▸ **What is asked**
For each line in the data below that holds "vivir", return a copy.

Collected data entries:
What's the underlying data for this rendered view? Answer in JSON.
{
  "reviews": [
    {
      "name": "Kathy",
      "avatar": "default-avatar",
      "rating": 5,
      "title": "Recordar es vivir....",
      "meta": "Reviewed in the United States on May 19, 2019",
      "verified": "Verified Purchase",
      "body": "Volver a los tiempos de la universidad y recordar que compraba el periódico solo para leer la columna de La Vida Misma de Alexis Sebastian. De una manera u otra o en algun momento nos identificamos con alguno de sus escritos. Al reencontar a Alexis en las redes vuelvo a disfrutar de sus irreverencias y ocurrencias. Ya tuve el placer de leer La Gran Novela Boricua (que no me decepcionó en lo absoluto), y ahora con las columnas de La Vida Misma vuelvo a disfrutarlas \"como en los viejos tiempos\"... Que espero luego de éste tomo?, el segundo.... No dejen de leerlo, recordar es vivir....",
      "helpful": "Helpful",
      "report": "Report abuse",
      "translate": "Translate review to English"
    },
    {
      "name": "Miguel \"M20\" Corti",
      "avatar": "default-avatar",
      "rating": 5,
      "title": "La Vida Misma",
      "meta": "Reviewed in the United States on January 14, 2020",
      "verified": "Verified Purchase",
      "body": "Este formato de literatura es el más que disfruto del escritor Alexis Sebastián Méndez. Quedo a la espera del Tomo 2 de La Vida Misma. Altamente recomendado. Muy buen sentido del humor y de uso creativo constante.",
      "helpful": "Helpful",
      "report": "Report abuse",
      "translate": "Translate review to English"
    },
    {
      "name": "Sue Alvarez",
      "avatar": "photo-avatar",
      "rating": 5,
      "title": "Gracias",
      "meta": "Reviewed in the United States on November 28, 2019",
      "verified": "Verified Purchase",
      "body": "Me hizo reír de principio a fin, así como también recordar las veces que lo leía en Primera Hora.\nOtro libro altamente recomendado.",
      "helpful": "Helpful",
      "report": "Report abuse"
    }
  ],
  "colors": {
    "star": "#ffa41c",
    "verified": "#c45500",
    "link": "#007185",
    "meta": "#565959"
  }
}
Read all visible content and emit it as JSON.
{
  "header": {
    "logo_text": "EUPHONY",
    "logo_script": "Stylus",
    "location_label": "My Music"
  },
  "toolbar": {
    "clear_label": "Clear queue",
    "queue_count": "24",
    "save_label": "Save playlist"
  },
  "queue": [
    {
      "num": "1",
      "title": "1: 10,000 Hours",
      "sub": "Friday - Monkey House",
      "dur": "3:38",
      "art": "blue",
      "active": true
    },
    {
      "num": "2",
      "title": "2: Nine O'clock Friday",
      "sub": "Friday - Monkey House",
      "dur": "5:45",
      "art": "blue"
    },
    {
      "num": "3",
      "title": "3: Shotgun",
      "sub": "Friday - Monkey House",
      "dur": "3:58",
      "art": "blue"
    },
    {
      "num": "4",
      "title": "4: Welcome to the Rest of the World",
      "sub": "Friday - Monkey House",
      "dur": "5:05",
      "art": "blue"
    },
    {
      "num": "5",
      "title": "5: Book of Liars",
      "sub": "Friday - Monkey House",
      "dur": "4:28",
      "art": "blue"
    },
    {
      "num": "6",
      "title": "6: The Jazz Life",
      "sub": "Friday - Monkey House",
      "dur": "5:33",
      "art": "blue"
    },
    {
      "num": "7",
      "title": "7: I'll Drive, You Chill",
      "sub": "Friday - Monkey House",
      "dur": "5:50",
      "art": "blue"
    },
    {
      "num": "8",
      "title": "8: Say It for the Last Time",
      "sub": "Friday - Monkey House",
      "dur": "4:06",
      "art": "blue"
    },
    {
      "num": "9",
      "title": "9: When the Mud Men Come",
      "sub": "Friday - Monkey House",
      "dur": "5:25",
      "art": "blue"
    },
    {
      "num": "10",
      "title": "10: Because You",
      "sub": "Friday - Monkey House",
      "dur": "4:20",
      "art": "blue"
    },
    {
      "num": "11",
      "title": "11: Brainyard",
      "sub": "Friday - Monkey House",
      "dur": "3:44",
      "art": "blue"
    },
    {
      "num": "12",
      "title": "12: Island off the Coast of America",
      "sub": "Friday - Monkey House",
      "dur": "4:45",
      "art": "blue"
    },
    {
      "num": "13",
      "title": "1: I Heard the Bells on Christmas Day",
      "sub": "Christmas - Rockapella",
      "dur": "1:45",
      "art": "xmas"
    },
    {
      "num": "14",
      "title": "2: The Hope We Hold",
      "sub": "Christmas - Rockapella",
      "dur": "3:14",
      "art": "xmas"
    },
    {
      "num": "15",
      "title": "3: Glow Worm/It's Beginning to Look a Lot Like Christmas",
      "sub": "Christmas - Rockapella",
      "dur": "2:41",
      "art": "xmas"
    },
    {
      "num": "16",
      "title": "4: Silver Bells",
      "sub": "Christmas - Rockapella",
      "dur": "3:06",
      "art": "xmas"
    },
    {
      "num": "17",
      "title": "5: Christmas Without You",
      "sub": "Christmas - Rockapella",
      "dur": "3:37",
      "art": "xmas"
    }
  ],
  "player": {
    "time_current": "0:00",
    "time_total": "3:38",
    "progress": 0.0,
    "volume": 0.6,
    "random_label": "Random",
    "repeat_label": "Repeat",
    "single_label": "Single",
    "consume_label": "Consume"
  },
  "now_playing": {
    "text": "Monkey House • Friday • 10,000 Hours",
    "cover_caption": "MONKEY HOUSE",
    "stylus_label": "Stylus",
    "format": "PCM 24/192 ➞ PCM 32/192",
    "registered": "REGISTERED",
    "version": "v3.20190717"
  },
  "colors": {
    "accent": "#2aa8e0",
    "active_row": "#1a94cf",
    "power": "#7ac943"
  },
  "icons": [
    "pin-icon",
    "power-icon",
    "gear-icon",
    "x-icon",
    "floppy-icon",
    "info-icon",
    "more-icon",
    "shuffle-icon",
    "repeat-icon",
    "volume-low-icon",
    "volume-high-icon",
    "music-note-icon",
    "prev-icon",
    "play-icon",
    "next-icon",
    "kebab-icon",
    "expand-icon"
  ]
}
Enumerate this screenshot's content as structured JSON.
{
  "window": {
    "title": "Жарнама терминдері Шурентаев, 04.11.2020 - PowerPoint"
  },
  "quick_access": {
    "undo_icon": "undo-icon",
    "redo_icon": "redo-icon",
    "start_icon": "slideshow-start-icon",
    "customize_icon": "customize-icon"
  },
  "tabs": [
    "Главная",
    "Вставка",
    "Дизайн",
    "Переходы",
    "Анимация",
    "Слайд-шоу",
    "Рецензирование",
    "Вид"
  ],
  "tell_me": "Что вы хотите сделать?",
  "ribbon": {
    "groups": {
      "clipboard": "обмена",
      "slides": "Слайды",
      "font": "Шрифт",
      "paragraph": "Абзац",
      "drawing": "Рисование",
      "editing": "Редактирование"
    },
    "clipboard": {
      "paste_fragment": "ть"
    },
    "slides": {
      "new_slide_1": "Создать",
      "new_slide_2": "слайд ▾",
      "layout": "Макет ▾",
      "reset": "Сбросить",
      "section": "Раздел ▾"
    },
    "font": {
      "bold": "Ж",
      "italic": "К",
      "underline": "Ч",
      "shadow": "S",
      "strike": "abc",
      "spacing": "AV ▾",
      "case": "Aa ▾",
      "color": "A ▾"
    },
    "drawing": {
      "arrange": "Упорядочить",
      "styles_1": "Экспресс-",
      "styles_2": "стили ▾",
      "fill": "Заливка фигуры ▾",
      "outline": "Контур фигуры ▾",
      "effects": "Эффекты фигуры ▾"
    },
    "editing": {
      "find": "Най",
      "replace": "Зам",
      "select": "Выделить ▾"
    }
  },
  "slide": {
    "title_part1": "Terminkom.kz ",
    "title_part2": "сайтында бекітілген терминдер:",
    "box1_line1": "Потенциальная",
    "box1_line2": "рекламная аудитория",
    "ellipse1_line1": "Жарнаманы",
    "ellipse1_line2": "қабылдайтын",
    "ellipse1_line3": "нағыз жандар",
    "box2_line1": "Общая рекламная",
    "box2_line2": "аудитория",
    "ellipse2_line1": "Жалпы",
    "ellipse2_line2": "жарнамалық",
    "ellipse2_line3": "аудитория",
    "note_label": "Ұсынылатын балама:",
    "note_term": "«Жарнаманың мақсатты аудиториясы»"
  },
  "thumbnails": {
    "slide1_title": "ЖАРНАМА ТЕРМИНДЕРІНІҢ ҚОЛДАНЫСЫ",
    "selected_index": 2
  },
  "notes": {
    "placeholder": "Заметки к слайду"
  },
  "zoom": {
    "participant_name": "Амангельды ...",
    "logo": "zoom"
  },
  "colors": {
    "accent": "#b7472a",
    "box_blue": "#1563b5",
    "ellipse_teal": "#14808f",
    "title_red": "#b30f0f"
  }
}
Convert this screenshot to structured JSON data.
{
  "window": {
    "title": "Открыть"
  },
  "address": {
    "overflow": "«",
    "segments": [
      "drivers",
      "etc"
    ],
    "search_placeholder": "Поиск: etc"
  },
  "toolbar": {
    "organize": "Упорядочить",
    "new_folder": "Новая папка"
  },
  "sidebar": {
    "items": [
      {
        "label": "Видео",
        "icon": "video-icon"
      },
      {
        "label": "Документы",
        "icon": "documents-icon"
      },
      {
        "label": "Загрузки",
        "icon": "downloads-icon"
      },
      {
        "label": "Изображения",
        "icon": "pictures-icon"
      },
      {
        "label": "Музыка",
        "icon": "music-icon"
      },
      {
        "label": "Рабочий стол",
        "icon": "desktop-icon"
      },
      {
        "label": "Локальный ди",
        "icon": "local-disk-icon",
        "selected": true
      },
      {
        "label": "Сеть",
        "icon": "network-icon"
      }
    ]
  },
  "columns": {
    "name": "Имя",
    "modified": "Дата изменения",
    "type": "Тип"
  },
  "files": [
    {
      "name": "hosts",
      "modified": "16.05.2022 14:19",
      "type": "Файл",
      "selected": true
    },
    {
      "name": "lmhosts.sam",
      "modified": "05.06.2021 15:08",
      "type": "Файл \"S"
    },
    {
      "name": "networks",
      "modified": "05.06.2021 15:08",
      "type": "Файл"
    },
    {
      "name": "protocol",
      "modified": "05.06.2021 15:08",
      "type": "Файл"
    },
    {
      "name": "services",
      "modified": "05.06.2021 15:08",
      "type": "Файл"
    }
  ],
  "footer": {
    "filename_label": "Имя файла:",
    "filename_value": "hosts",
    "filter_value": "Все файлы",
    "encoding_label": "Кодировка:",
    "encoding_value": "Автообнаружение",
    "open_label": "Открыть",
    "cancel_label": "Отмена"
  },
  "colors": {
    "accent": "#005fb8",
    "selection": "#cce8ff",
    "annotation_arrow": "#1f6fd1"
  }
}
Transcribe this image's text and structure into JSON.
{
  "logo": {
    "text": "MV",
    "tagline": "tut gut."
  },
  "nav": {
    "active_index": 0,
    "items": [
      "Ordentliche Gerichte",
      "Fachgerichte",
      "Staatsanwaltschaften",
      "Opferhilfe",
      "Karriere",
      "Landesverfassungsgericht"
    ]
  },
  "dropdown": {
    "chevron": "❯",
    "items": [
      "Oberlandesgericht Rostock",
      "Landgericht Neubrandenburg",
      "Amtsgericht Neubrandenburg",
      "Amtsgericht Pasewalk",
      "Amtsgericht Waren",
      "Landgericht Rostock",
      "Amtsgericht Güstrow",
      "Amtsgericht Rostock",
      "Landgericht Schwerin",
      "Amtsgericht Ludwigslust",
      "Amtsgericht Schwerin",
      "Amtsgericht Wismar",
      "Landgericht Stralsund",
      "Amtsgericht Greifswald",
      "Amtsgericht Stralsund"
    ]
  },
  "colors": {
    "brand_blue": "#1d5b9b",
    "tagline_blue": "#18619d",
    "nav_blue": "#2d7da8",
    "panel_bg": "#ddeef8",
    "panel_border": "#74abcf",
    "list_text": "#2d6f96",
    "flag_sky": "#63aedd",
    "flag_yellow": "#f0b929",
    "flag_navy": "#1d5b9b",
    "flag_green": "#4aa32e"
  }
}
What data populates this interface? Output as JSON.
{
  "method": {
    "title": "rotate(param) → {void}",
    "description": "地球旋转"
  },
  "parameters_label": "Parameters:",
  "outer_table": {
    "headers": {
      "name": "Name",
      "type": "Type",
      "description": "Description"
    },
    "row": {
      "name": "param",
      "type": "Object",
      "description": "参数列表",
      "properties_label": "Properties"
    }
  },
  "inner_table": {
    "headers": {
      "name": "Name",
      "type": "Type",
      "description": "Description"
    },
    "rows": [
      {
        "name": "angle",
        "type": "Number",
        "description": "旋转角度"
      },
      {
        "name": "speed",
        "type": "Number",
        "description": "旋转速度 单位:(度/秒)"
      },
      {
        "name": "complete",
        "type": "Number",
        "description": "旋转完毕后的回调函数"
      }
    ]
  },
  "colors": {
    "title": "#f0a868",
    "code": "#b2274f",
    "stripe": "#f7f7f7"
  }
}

▸ **Exercise answer**
      "title": "Recordar es vivir....",
      "body": "Volver a los tiempos de la universidad y recordar que compraba el periódico solo para leer la columna de La Vida Misma de Alexis Sebastian. De una manera u otra o en algun momento nos identificamos con alguno de sus escritos. Al reencontar a Alexis en las redes vuelvo a disfrutar de sus irreverencias y ocurrencias. Ya tuve el placer de leer La Gran Novela Boricua (que no me decepcionó en lo absoluto), y ahora con las columnas de La Vida Misma vuelvo a disfrutarlas \"como en los viejos tiempos\"... Que espero luego de éste tomo?, el segundo.... No dejen de leerlo, recordar es vivir....",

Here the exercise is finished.